- Exercise directions
Reproduce the records exactly.

● ● ● ● ● ● ●

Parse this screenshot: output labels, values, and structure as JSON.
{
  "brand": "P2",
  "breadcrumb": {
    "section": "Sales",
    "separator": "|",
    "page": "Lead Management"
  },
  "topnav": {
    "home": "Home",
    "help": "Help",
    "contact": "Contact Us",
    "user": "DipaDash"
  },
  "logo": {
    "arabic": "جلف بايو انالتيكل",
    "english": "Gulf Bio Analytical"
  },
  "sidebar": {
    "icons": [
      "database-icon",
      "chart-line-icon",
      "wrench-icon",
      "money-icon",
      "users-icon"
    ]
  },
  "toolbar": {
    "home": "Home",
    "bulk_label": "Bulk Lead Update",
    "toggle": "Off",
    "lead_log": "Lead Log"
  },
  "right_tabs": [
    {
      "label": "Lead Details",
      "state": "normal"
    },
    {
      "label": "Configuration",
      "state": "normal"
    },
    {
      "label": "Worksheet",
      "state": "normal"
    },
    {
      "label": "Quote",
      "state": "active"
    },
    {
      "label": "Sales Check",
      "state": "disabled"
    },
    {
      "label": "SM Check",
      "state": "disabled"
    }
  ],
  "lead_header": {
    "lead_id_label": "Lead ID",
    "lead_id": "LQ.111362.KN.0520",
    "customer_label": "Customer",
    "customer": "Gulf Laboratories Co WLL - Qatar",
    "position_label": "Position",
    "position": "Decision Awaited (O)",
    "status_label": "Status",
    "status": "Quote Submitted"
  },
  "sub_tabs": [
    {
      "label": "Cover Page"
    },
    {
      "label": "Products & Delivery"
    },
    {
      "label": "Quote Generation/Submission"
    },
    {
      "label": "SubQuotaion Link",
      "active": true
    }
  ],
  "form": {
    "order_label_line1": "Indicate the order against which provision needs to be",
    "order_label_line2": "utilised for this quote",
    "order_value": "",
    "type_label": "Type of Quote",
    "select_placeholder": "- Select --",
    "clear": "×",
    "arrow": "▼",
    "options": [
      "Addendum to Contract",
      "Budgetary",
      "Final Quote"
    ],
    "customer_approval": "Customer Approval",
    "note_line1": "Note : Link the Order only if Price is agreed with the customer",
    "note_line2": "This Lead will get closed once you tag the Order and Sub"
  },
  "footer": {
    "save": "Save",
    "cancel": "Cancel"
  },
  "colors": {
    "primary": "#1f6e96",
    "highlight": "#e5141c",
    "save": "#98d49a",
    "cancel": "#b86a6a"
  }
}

● ● ● ● ● ● ●

- Task output
Parse this screenshot: output labels, values, and structure as JSON.
{
  "brand": "P2",
  "breadcrumb": {
    "section": "Sales",
    "separator": "|",
    "page": "Lead Management"
  },
  "topnav": {
    "home": "Home",
    "help": "Help",
    "contact": "Contact Us",
    "user": "DipaDash"
  },
  "logo": {
    "arabic": "جلف بايو انالتيكل",
    "english": "Gulf Bio Analytical"
  },
  "sidebar": {
    "icons": [
      "database-icon",
      "chart-line-icon",
      "wrench-icon",
      "money-icon",
      "users-icon"
    ]
  },
  "toolbar": {
    "home": "Home",
    "bulk_label": "Bulk Lead Update",
    "toggle": "Off",
    "lead_log": "Lead Log"
  },
  "right_tabs": [
    {
      "label": "Lead Details",
      "state": "normal"
    },
    {
      "label": "Configuration",
      "state": "normal"
    },
    {
      "label": "Worksheet",
      "state": "normal"
    },
    {
      "label": "Quote",
      "state": "active"
    },
    {
      "label": "Sales Check",
      "state": "disabled"
    },
    {
      "label": "SM Check",
      "state": "disabled"
    }
  ],
  "lead_header": {
    "lead_id_label": "Lead ID",
    "lead_id": "LQ.111362.KN.0520",
    "customer_label": "Customer",
    "customer": "Gulf Laboratories Co WLL - Qatar",
    "position_label": "Position",
    "position": "Decision Awaited (O)",
    "status_label": "Status",
    "status": "Quote Submitted"
  },
  "sub_tabs": [
    {
      "label": "Cover Page"
    },
    {
      "label": "Products & Delivery"
    },
    {
      "label": "Quote Generation/Submission"
    },
    {
      "label": "SubQuotaion Link",
      "active": true
    }
  ],
  "form": {
    "order_label_line1": "Indicate the order against which provision needs to be",
    "order_label_line2": "utilised for this quote",
    "order_value": "",
    "type_label": "Type of Quote",
    "select_placeholder": "- Select --",
    "clear": "×",
    "arrow": "▼",
    "options": [
      "Addendum to Contract",
      "Budgetary",
      "Final Quote"
    ],
    "customer_approval": "Customer Approval",
    "note_line1": "Note : Link the Order only if Price is agreed with the customer",
    "note_line2": "This Lead will get closed once you tag the Order and Sub"
  },
  "footer": {
    "save": "Save",
    "cancel": "Cancel"
  },
  "colors": {
    "primary": "#1f6e96",
    "highlight": "#e5141c",
    "save": "#98d49a",
    "cancel": "#b86a6a"
  }
}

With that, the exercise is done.